[DIRECTIONS FOR THIS TASK] Every record must be repeated exactly, with no omission.

[DATA RECORDS]
....................
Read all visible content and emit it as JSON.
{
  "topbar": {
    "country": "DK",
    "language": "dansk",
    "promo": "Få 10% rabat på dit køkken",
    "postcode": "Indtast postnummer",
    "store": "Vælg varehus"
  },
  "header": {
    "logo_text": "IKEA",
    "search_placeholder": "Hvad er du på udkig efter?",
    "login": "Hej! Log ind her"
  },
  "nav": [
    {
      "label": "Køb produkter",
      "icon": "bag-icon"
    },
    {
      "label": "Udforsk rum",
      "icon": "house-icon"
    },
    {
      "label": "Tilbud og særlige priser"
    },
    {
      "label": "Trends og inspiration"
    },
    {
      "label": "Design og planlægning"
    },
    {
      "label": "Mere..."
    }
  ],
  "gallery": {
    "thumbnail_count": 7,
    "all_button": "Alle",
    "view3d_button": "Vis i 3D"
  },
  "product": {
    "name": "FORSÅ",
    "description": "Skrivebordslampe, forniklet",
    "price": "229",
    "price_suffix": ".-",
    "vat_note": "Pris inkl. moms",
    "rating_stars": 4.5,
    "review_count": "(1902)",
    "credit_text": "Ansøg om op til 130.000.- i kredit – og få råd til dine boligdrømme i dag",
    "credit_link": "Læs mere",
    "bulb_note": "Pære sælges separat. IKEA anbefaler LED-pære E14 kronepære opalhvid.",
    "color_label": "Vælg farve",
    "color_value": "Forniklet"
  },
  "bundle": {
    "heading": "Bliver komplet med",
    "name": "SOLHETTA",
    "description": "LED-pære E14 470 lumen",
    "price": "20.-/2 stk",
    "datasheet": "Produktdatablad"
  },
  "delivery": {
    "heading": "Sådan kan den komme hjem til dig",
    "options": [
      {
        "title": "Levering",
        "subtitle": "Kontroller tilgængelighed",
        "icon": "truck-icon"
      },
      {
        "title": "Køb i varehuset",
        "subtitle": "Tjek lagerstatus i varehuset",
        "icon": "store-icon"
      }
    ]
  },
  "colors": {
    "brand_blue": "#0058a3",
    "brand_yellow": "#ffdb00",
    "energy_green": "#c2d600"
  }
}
....................
[COMPLETE OUTPUT]
Read all visible content and emit it as JSON.
{
  "topbar": {
    "country": "DK",
    "language": "dansk",
    "promo": "Få 10% rabat på dit køkken",
    "postcode": "Indtast postnummer",
    "store": "Vælg varehus"
  },
  "header": {
    "logo_text": "IKEA",
    "search_placeholder": "Hvad er du på udkig efter?",
    "login": "Hej! Log ind her"
  },
  "nav": [
    {
      "label": "Køb produkter",
      "icon": "bag-icon"
    },
    {
      "label": "Udforsk rum",
      "icon": "house-icon"
    },
    {
      "label": "Tilbud og særlige priser"
    },
    {
      "label": "Trends og inspiration"
    },
    {
      "label": "Design og planlægning"
    },
    {
      "label": "Mere..."
    }
  ],
  "gallery": {
    "thumbnail_count": 7,
    "all_button": "Alle",
    "view3d_button": "Vis i 3D"
  },
  "product": {
    "name": "FORSÅ",
    "description": "Skrivebordslampe, forniklet",
    "price": "229",
    "price_suffix": ".-",
    "vat_note": "Pris inkl. moms",
    "rating_stars": 4.5,
    "review_count": "(1902)",
    "credit_text": "Ansøg om op til 130.000.- i kredit – og få råd til dine boligdrømme i dag",
    "credit_link": "Læs mere",
    "bulb_note": "Pære sælges separat. IKEA anbefaler LED-pære E14 kronepære opalhvid.",
    "color_label": "Vælg farve",
    "color_value": "Forniklet"
  },
  "bundle": {
    "heading": "Bliver komplet med",
    "name": "SOLHETTA",
    "description": "LED-pære E14 470 lumen",
    "price": "20.-/2 stk",
    "datasheet": "Produktdatablad"
  },
  "delivery": {
    "heading": "Sådan kan den komme hjem til dig",
    "options": [
      {
        "title": "Levering",
        "subtitle": "Kontroller tilgængelighed",
        "icon": "truck-icon"
      },
      {
        "title": "Køb i varehuset",
        "subtitle": "Tjek lagerstatus i varehuset",
        "icon": "store-icon"
      }
    ]
  },
  "colors": {
    "brand_blue": "#0058a3",
    "brand_yellow": "#ffdb00",
    "energy_green": "#c2d600"
  }
}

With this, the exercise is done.